> **Input data**:
---+---

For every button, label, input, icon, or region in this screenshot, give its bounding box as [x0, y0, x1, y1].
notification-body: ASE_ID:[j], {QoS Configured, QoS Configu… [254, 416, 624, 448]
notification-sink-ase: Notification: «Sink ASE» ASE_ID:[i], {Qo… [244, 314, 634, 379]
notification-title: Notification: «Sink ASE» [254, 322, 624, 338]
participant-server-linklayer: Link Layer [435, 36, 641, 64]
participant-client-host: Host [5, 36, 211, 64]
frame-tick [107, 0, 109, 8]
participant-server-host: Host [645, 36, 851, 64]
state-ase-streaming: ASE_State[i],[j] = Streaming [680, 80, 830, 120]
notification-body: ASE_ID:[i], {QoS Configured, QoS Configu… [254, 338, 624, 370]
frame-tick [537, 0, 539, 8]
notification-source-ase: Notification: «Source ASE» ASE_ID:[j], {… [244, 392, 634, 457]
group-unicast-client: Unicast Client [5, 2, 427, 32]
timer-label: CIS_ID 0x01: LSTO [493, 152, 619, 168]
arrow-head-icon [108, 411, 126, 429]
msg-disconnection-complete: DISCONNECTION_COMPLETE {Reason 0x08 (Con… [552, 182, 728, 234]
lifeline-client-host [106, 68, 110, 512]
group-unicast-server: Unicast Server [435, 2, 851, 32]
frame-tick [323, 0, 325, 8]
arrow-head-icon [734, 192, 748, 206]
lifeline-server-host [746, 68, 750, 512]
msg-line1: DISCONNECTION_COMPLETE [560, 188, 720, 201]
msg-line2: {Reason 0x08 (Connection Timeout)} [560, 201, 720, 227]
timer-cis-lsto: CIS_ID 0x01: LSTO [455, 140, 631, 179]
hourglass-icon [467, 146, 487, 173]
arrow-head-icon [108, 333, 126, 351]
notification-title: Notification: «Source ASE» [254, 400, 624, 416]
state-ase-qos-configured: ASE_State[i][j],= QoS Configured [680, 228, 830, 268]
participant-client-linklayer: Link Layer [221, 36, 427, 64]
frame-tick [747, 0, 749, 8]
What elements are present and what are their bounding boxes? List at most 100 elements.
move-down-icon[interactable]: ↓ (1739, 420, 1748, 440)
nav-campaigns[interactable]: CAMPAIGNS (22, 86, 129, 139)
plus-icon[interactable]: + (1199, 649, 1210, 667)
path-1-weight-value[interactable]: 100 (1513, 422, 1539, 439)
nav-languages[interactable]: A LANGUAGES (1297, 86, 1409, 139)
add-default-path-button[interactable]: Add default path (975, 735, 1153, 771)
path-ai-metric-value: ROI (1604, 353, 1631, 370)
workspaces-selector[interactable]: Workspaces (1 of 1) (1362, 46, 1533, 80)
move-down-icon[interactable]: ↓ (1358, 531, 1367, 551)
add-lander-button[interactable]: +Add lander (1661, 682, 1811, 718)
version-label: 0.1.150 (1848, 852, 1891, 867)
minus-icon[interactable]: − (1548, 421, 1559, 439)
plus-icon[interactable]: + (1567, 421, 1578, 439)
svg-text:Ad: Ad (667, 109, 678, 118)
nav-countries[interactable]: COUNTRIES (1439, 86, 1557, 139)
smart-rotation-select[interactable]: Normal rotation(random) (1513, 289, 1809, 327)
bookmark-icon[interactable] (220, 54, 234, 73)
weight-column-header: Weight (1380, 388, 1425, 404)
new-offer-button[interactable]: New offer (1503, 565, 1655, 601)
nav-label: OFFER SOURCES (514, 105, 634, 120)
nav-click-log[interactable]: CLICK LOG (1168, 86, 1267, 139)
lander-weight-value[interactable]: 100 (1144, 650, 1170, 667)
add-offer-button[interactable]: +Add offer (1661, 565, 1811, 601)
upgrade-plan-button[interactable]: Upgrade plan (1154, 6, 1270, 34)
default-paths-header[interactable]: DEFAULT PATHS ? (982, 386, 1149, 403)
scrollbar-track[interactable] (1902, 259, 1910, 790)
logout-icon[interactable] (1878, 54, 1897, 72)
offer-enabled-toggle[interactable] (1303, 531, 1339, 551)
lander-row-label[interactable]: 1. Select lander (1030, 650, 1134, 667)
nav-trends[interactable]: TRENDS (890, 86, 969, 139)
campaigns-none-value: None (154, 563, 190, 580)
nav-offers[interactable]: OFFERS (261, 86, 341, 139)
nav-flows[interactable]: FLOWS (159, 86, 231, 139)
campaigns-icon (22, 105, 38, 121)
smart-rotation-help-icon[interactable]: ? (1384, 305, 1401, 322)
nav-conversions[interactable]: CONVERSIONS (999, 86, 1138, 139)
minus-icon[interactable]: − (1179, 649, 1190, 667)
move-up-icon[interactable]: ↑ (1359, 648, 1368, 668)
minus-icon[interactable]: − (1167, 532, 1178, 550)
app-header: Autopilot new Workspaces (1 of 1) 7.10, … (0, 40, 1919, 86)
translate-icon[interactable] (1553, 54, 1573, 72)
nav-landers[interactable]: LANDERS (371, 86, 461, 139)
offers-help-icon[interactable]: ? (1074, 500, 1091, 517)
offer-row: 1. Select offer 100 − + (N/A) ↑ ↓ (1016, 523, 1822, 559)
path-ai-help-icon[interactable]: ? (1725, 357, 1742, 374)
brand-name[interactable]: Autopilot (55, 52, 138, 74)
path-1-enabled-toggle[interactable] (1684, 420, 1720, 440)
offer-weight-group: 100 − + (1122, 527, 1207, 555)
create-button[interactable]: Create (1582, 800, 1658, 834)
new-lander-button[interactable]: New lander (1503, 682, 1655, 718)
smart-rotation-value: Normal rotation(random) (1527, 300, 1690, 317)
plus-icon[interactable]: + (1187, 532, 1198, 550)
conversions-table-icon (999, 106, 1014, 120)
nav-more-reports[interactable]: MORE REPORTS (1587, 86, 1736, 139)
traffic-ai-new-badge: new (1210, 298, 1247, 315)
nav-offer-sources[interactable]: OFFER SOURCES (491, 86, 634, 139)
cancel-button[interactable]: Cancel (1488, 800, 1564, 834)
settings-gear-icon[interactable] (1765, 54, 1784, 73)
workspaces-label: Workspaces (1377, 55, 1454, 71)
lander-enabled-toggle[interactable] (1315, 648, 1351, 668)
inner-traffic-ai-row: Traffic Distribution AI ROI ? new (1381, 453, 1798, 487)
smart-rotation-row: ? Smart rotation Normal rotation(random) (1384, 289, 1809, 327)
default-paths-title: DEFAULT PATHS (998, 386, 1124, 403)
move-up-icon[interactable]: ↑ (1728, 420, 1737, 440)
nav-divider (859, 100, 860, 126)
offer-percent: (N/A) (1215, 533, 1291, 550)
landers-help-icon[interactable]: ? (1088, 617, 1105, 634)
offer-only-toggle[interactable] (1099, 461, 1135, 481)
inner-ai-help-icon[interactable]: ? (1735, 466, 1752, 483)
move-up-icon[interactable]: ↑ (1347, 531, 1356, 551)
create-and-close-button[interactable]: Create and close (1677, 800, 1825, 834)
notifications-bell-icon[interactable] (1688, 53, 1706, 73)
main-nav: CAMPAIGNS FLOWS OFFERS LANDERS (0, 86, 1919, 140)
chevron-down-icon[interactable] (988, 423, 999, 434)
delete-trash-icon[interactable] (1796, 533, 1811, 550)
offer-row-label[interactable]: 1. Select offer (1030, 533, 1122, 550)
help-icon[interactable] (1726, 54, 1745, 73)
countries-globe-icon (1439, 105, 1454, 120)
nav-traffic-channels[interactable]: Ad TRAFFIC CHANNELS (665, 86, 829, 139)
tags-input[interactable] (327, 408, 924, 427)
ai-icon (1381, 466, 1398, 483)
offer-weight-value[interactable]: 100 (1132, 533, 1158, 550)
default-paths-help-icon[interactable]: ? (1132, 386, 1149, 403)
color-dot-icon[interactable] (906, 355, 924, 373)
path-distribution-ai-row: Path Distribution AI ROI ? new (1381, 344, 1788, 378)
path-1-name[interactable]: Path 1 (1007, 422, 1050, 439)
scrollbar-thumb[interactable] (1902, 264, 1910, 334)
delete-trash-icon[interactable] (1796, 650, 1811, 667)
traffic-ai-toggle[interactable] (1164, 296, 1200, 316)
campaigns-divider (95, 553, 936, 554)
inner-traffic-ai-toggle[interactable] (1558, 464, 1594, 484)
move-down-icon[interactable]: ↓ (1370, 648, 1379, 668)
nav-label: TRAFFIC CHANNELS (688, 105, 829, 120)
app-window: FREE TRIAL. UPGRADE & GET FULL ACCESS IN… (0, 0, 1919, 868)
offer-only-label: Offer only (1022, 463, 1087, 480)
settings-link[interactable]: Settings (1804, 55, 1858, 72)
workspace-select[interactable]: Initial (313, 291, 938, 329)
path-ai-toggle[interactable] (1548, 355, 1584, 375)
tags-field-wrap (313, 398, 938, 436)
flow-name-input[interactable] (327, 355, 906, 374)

---+---

> **The problem**: Extract the lines from the beginning of the records through the line that contains "What elements are", including that line, and reproduce them verbatim.

> **Answer below**:
For every button, label, input, icon, or region in this screenshot, give its bounding box as [x0, y0, x1, y1].
notification-body: ASE_ID:[j], {QoS Configured, QoS Configu… [254, 416, 624, 448]
notification-sink-ase: Notification: «Sink ASE» ASE_ID:[i], {Qo… [244, 314, 634, 379]
notification-title: Notification: «Sink ASE» [254, 322, 624, 338]
participant-server-linklayer: Link Layer [435, 36, 641, 64]
participant-client-host: Host [5, 36, 211, 64]
frame-tick [107, 0, 109, 8]
participant-server-host: Host [645, 36, 851, 64]
state-ase-streaming: ASE_State[i],[j] = Streaming [680, 80, 830, 120]
notification-body: ASE_ID:[i], {QoS Configured, QoS Configu… [254, 338, 624, 370]
frame-tick [537, 0, 539, 8]
notification-source-ase: Notification: «Source ASE» ASE_ID:[j], {… [244, 392, 634, 457]
group-unicast-client: Unicast Client [5, 2, 427, 32]
timer-label: CIS_ID 0x01: LSTO [493, 152, 619, 168]
arrow-head-icon [108, 411, 126, 429]
msg-disconnection-complete: DISCONNECTION_COMPLETE {Reason 0x08 (Con… [552, 182, 728, 234]
lifeline-client-host [106, 68, 110, 512]
group-unicast-server: Unicast Server [435, 2, 851, 32]
frame-tick [323, 0, 325, 8]
arrow-head-icon [734, 192, 748, 206]
lifeline-server-host [746, 68, 750, 512]
msg-line1: DISCONNECTION_COMPLETE [560, 188, 720, 201]
msg-line2: {Reason 0x08 (Connection Timeout)} [560, 201, 720, 227]
timer-cis-lsto: CIS_ID 0x01: LSTO [455, 140, 631, 179]
hourglass-icon [467, 146, 487, 173]
arrow-head-icon [108, 333, 126, 351]
notification-title: Notification: «Source ASE» [254, 400, 624, 416]
state-ase-qos-configured: ASE_State[i][j],= QoS Configured [680, 228, 830, 268]
participant-client-linklayer: Link Layer [221, 36, 427, 64]
frame-tick [747, 0, 749, 8]
What elements are present and what are their bounding boxes? List at most 100 elements.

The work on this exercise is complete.